## start SUPPLIED INFORMATION

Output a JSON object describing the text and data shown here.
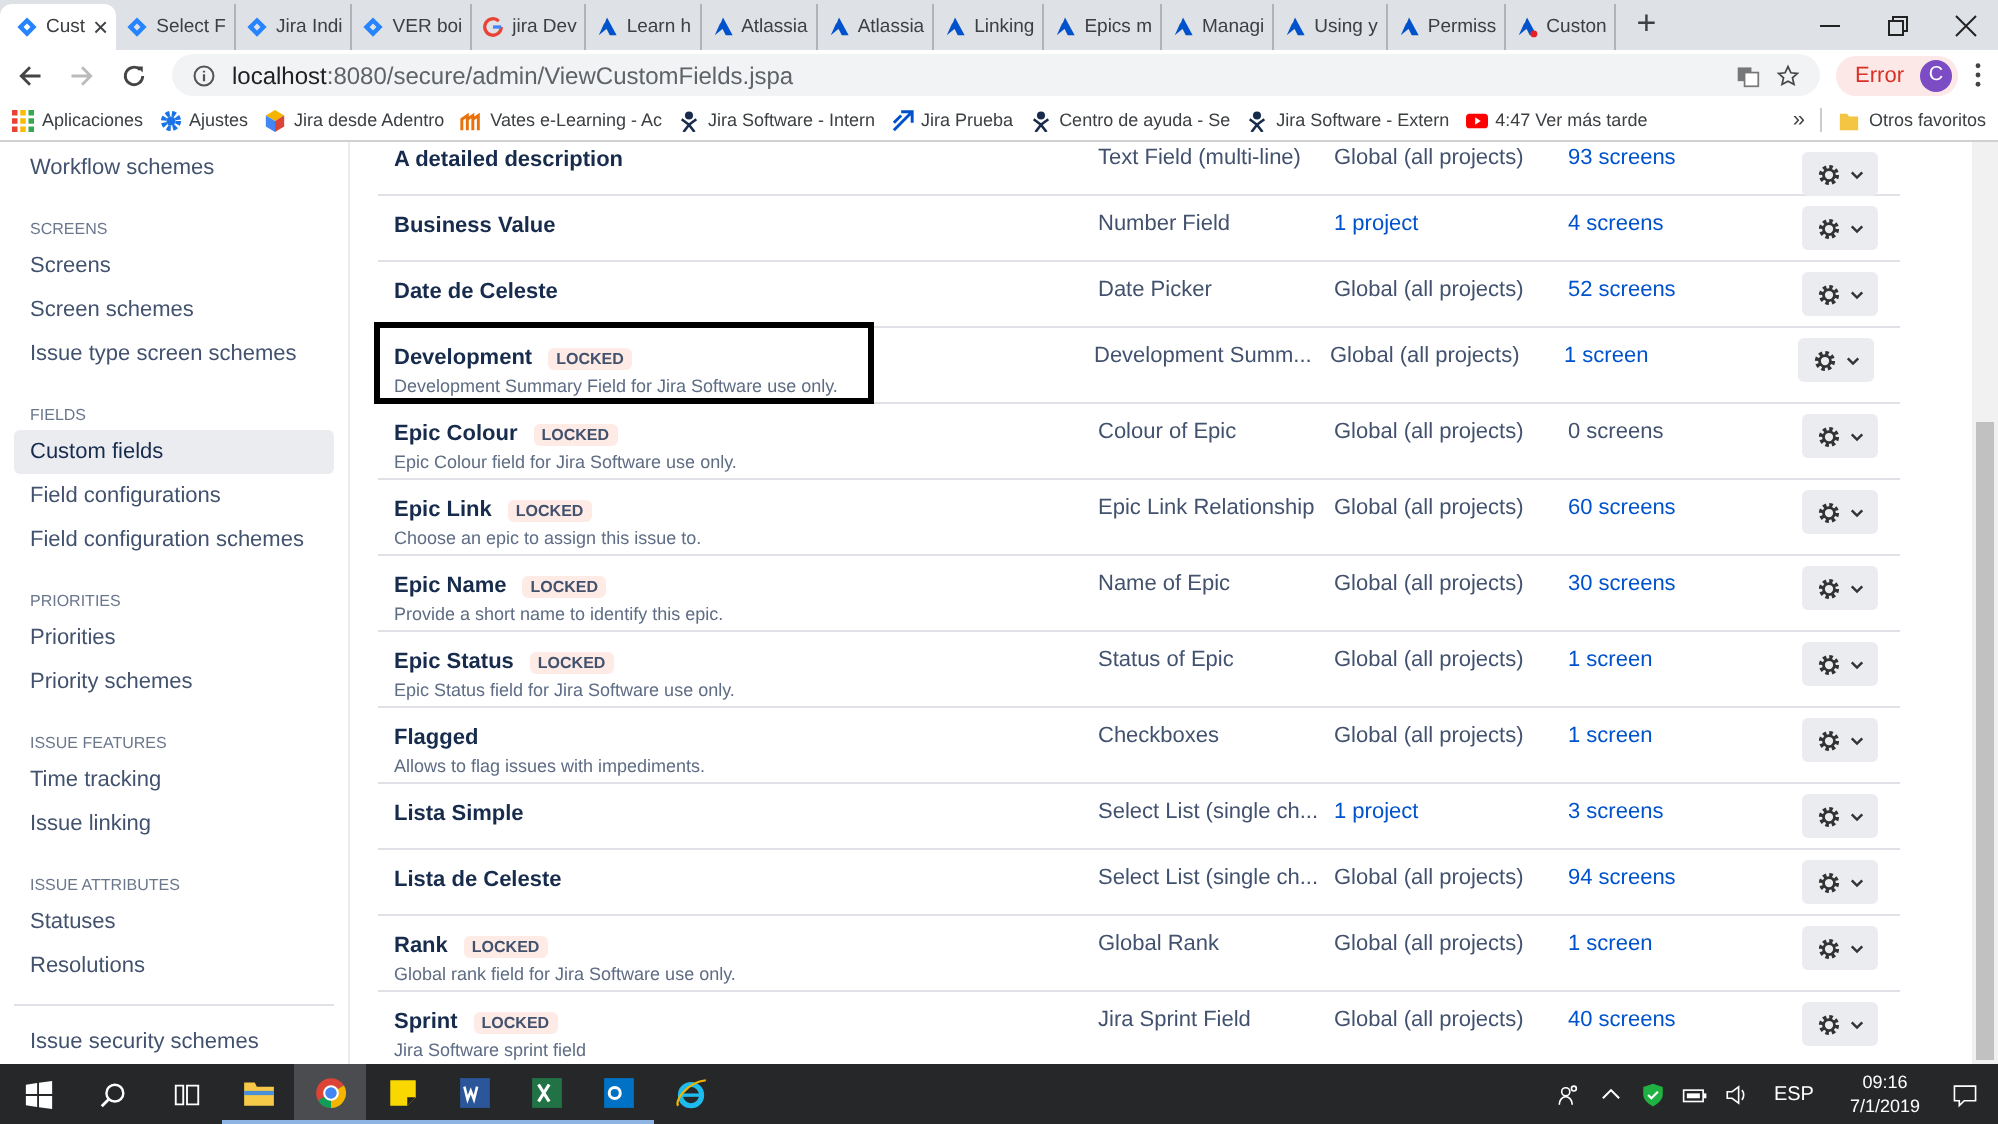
{
  "browser": {
    "tabs": [
      {
        "title": "Cust",
        "kind": "jira",
        "selected": true,
        "close": "×"
      },
      {
        "title": "Select F",
        "kind": "jira",
        "selected": false
      },
      {
        "title": "Jira Indi",
        "kind": "jira",
        "selected": false
      },
      {
        "title": "VER boi",
        "kind": "jira",
        "selected": false
      },
      {
        "title": "jira Dev",
        "kind": "google",
        "selected": false
      },
      {
        "title": "Learn h",
        "kind": "atlassian",
        "selected": false
      },
      {
        "title": "Atlassia",
        "kind": "atlassian",
        "selected": false
      },
      {
        "title": "Atlassia",
        "kind": "atlassian",
        "selected": false
      },
      {
        "title": "Linking",
        "kind": "atlassian",
        "selected": false
      },
      {
        "title": "Epics m",
        "kind": "atlassian",
        "selected": false
      },
      {
        "title": "Managi",
        "kind": "atlassian",
        "selected": false
      },
      {
        "title": "Using y",
        "kind": "atlassian",
        "selected": false
      },
      {
        "title": "Permiss",
        "kind": "atlassian",
        "selected": false
      },
      {
        "title": "Custon",
        "kind": "alert",
        "selected": false
      }
    ],
    "new_tab": "+",
    "address": {
      "host": "localhost",
      "rest": ":8080/secure/admin/ViewCustomFields.jspa"
    },
    "profile": {
      "status": "Error",
      "initial": "C"
    },
    "bookmarks": [
      {
        "label": "Aplicaciones",
        "kind": "apps"
      },
      {
        "label": "Ajustes",
        "kind": "gear"
      },
      {
        "label": "Jira desde Adentro",
        "kind": "cube"
      },
      {
        "label": "Vates e-Learning - Ac",
        "kind": "vates"
      },
      {
        "label": "Jira Software - Intern",
        "kind": "person"
      },
      {
        "label": "Jira Prueba",
        "kind": "arrows"
      },
      {
        "label": "Centro de ayuda - Se",
        "kind": "person"
      },
      {
        "label": "Jira Software - Extern",
        "kind": "person"
      },
      {
        "label": "4:47 Ver más tarde",
        "kind": "video"
      }
    ],
    "bookmarks_more": "»",
    "other_bookmarks": "Otros favoritos"
  },
  "sidebar": {
    "top_item": "Workflow schemes",
    "sections": [
      {
        "heading": "SCREENS",
        "items": [
          {
            "label": "Screens",
            "selected": false
          },
          {
            "label": "Screen schemes",
            "selected": false
          },
          {
            "label": "Issue type screen schemes",
            "selected": false
          }
        ]
      },
      {
        "heading": "FIELDS",
        "items": [
          {
            "label": "Custom fields",
            "selected": true
          },
          {
            "label": "Field configurations",
            "selected": false
          },
          {
            "label": "Field configuration schemes",
            "selected": false
          }
        ]
      },
      {
        "heading": "PRIORITIES",
        "items": [
          {
            "label": "Priorities",
            "selected": false
          },
          {
            "label": "Priority schemes",
            "selected": false
          }
        ]
      },
      {
        "heading": "ISSUE FEATURES",
        "items": [
          {
            "label": "Time tracking",
            "selected": false
          },
          {
            "label": "Issue linking",
            "selected": false
          }
        ]
      },
      {
        "heading": "ISSUE ATTRIBUTES",
        "items": [
          {
            "label": "Statuses",
            "selected": false
          },
          {
            "label": "Resolutions",
            "selected": false
          }
        ]
      }
    ],
    "bottom_item": "Issue security schemes"
  },
  "table": {
    "rows": [
      {
        "name": "A detailed description",
        "type": "Text Field (multi-line)",
        "context": "Global (all projects)",
        "context_link": false,
        "screens": "93 screens",
        "screens_link": true,
        "highlighted": false
      },
      {
        "name": "Business Value",
        "type": "Number Field",
        "context": "1 project",
        "context_link": true,
        "screens": "4 screens",
        "screens_link": true,
        "highlighted": false
      },
      {
        "name": "Date de Celeste",
        "type": "Date Picker",
        "context": "Global (all projects)",
        "context_link": false,
        "screens": "52 screens",
        "screens_link": true,
        "highlighted": false
      },
      {
        "name": "Development",
        "badge": "LOCKED",
        "description": "Development Summary Field for Jira Software use only.",
        "type": "Development Summ...",
        "context": "Global (all projects)",
        "context_link": false,
        "screens": "1 screen",
        "screens_link": true,
        "highlighted": true
      },
      {
        "name": "Epic Colour",
        "badge": "LOCKED",
        "description": "Epic Colour field for Jira Software use only.",
        "type": "Colour of Epic",
        "context": "Global (all projects)",
        "context_link": false,
        "screens": "0 screens",
        "screens_link": false,
        "highlighted": false
      },
      {
        "name": "Epic Link",
        "badge": "LOCKED",
        "description": "Choose an epic to assign this issue to.",
        "type": "Epic Link Relationship",
        "context": "Global (all projects)",
        "context_link": false,
        "screens": "60 screens",
        "screens_link": true,
        "highlighted": false
      },
      {
        "name": "Epic Name",
        "badge": "LOCKED",
        "description": "Provide a short name to identify this epic.",
        "type": "Name of Epic",
        "context": "Global (all projects)",
        "context_link": false,
        "screens": "30 screens",
        "screens_link": true,
        "highlighted": false
      },
      {
        "name": "Epic Status",
        "badge": "LOCKED",
        "description": "Epic Status field for Jira Software use only.",
        "type": "Status of Epic",
        "context": "Global (all projects)",
        "context_link": false,
        "screens": "1 screen",
        "screens_link": true,
        "highlighted": false
      },
      {
        "name": "Flagged",
        "description": "Allows to flag issues with impediments.",
        "type": "Checkboxes",
        "context": "Global (all projects)",
        "context_link": false,
        "screens": "1 screen",
        "screens_link": true,
        "highlighted": false
      },
      {
        "name": "Lista Simple",
        "type": "Select List (single ch...",
        "context": "1 project",
        "context_link": true,
        "screens": "3 screens",
        "screens_link": true,
        "highlighted": false
      },
      {
        "name": "Lista de Celeste",
        "type": "Select List (single ch...",
        "context": "Global (all projects)",
        "context_link": false,
        "screens": "94 screens",
        "screens_link": true,
        "highlighted": false
      },
      {
        "name": "Rank",
        "badge": "LOCKED",
        "description": "Global rank field for Jira Software use only.",
        "type": "Global Rank",
        "context": "Global (all projects)",
        "context_link": false,
        "screens": "1 screen",
        "screens_link": true,
        "highlighted": false
      },
      {
        "name": "Sprint",
        "badge": "LOCKED",
        "description": "Jira Software sprint field",
        "type": "Jira Sprint Field",
        "context": "Global (all projects)",
        "context_link": false,
        "screens": "40 screens",
        "screens_link": true,
        "highlighted": false
      }
    ]
  },
  "taskbar": {
    "apps": [
      {
        "kind": "explorer",
        "active": false,
        "running": true
      },
      {
        "kind": "chrome",
        "active": true,
        "running": true
      },
      {
        "kind": "notes",
        "active": false,
        "running": true
      },
      {
        "kind": "word",
        "active": false,
        "running": true
      },
      {
        "kind": "excel",
        "active": false,
        "running": true
      },
      {
        "kind": "outlook",
        "active": false,
        "running": true
      },
      {
        "kind": "ie",
        "active": false,
        "running": false
      }
    ],
    "language": "ESP",
    "time": "09:16",
    "date": "7/1/2019"
  }
}
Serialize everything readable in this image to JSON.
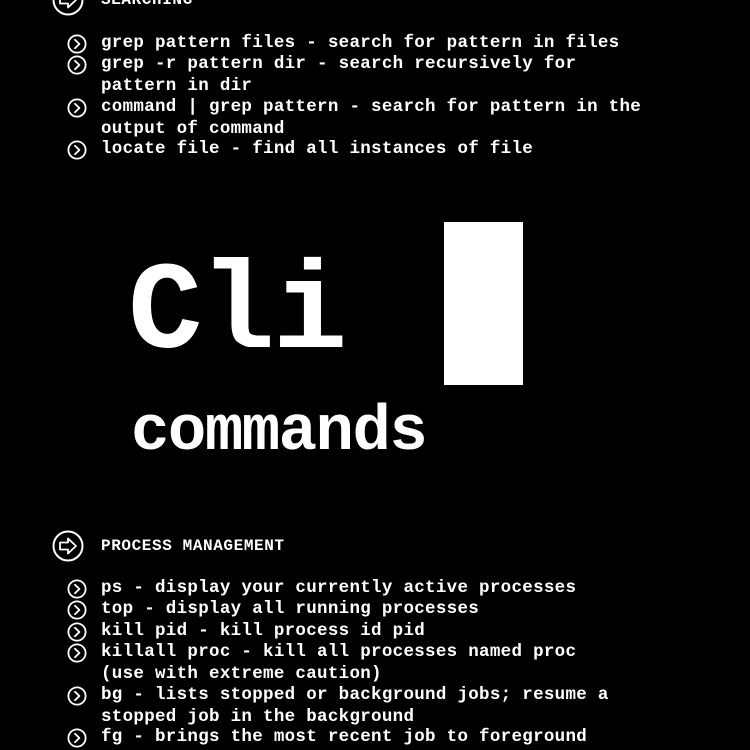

## end SUPPLIED INFORMATION

TASK:
Using the data above, write out every line exactly, leaving the images behind.

OUTPUT:
Output a JSON object describing the text and data shown here.
{
  "browser": {
    "tabs": [
      {
        "title": "Cust",
        "kind": "jira",
        "selected": true,
        "close": "×"
      },
      {
        "title": "Select F",
        "kind": "jira",
        "selected": false
      },
      {
        "title": "Jira Indi",
        "kind": "jira",
        "selected": false
      },
      {
        "title": "VER boi",
        "kind": "jira",
        "selected": false
      },
      {
        "title": "jira Dev",
        "kind": "google",
        "selected": false
      },
      {
        "title": "Learn h",
        "kind": "atlassian",
        "selected": false
      },
      {
        "title": "Atlassia",
        "kind": "atlassian",
        "selected": false
      },
      {
        "title": "Atlassia",
        "kind": "atlassian",
        "selected": false
      },
      {
        "title": "Linking",
        "kind": "atlassian",
        "selected": false
      },
      {
        "title": "Epics m",
        "kind": "atlassian",
        "selected": false
      },
      {
        "title": "Managi",
        "kind": "atlassian",
        "selected": false
      },
      {
        "title": "Using y",
        "kind": "atlassian",
        "selected": false
      },
      {
        "title": "Permiss",
        "kind": "atlassian",
        "selected": false
      },
      {
        "title": "Custon",
        "kind": "alert",
        "selected": false
      }
    ],
    "new_tab": "+",
    "address": {
      "host": "localhost",
      "rest": ":8080/secure/admin/ViewCustomFields.jspa"
    },
    "profile": {
      "status": "Error",
      "initial": "C"
    },
    "bookmarks": [
      {
        "label": "Aplicaciones",
        "kind": "apps"
      },
      {
        "label": "Ajustes",
        "kind": "gear"
      },
      {
        "label": "Jira desde Adentro",
        "kind": "cube"
      },
      {
        "label": "Vates e-Learning - Ac",
        "kind": "vates"
      },
      {
        "label": "Jira Software - Intern",
        "kind": "person"
      },
      {
        "label": "Jira Prueba",
        "kind": "arrows"
      },
      {
        "label": "Centro de ayuda - Se",
        "kind": "person"
      },
      {
        "label": "Jira Software - Extern",
        "kind": "person"
      },
      {
        "label": "4:47 Ver más tarde",
        "kind": "video"
      }
    ],
    "bookmarks_more": "»",
    "other_bookmarks": "Otros favoritos"
  },
  "sidebar": {
    "top_item": "Workflow schemes",
    "sections": [
      {
        "heading": "SCREENS",
        "items": [
          {
            "label": "Screens",
            "selected": false
          },
          {
            "label": "Screen schemes",
            "selected": false
          },
          {
            "label": "Issue type screen schemes",
            "selected": false
          }
        ]
      },
      {
        "heading": "FIELDS",
        "items": [
          {
            "label": "Custom fields",
            "selected": true
          },
          {
            "label": "Field configurations",
            "selected": false
          },
          {
            "label": "Field configuration schemes",
            "selected": false
          }
        ]
      },
      {
        "heading": "PRIORITIES",
        "items": [
          {
            "label": "Priorities",
            "selected": false
          },
          {
            "label": "Priority schemes",
            "selected": false
          }
        ]
      },
      {
        "heading": "ISSUE FEATURES",
        "items": [
          {
            "label": "Time tracking",
            "selected": false
          },
          {
            "label": "Issue linking",
            "selected": false
          }
        ]
      },
      {
        "heading": "ISSUE ATTRIBUTES",
        "items": [
          {
            "label": "Statuses",
            "selected": false
          },
          {
            "label": "Resolutions",
            "selected": false
          }
        ]
      }
    ],
    "bottom_item": "Issue security schemes"
  },
  "table": {
    "rows": [
      {
        "name": "A detailed description",
        "type": "Text Field (multi-line)",
        "context": "Global (all projects)",
        "context_link": false,
        "screens": "93 screens",
        "screens_link": true,
        "highlighted": false
      },
      {
        "name": "Business Value",
        "type": "Number Field",
        "context": "1 project",
        "context_link": true,
        "screens": "4 screens",
        "screens_link": true,
        "highlighted": false
      },
      {
        "name": "Date de Celeste",
        "type": "Date Picker",
        "context": "Global (all projects)",
        "context_link": false,
        "screens": "52 screens",
        "screens_link": true,
        "highlighted": false
      },
      {
        "name": "Development",
        "badge": "LOCKED",
        "description": "Development Summary Field for Jira Software use only.",
        "type": "Development Summ...",
        "context": "Global (all projects)",
        "context_link": false,
        "screens": "1 screen",
        "screens_link": true,
        "highlighted": true
      },
      {
        "name": "Epic Colour",
        "badge": "LOCKED",
        "description": "Epic Colour field for Jira Software use only.",
        "type": "Colour of Epic",
        "context": "Global (all projects)",
        "context_link": false,
        "screens": "0 screens",
        "screens_link": false,
        "highlighted": false
      },
      {
        "name": "Epic Link",
        "badge": "LOCKED",
        "description": "Choose an epic to assign this issue to.",
        "type": "Epic Link Relationship",
        "context": "Global (all projects)",
        "context_link": false,
        "screens": "60 screens",
        "screens_link": true,
        "highlighted": false
      },
      {
        "name": "Epic Name",
        "badge": "LOCKED",
        "description": "Provide a short name to identify this epic.",
        "type": "Name of Epic",
        "context": "Global (all projects)",
        "context_link": false,
        "screens": "30 screens",
        "screens_link": true,
        "highlighted": false
      },
      {
        "name": "Epic Status",
        "badge": "LOCKED",
        "description": "Epic Status field for Jira Software use only.",
        "type": "Status of Epic",
        "context": "Global (all projects)",
        "context_link": false,
        "screens": "1 screen",
        "screens_link": true,
        "highlighted": false
      },
      {
        "name": "Flagged",
        "description": "Allows to flag issues with impediments.",
        "type": "Checkboxes",
        "context": "Global (all projects)",
        "context_link": false,
        "screens": "1 screen",
        "screens_link": true,
        "highlighted": false
      },
      {
        "name": "Lista Simple",
        "type": "Select List (single ch...",
        "context": "1 project",
        "context_link": true,
        "screens": "3 screens",
        "screens_link": true,
        "highlighted": false
      },
      {
        "name": "Lista de Celeste",
        "type": "Select List (single ch...",
        "context": "Global (all projects)",
        "context_link": false,
        "screens": "94 screens",
        "screens_link": true,
        "highlighted": false
      },
      {
        "name": "Rank",
        "badge": "LOCKED",
        "description": "Global rank field for Jira Software use only.",
        "type": "Global Rank",
        "context": "Global (all projects)",
        "context_link": false,
        "screens": "1 screen",
        "screens_link": true,
        "highlighted": false
      },
      {
        "name": "Sprint",
        "badge": "LOCKED",
        "description": "Jira Software sprint field",
        "type": "Jira Sprint Field",
        "context": "Global (all projects)",
        "context_link": false,
        "screens": "40 screens",
        "screens_link": true,
        "highlighted": false
      }
    ]
  },
  "taskbar": {
    "apps": [
      {
        "kind": "explorer",
        "active": false,
        "running": true
      },
      {
        "kind": "chrome",
        "active": true,
        "running": true
      },
      {
        "kind": "notes",
        "active": false,
        "running": true
      },
      {
        "kind": "word",
        "active": false,
        "running": true
      },
      {
        "kind": "excel",
        "active": false,
        "running": true
      },
      {
        "kind": "outlook",
        "active": false,
        "running": true
      },
      {
        "kind": "ie",
        "active": false,
        "running": false
      }
    ],
    "language": "ESP",
    "time": "09:16",
    "date": "7/1/2019"
  }
}
Serialize everything readable in this image to JSON.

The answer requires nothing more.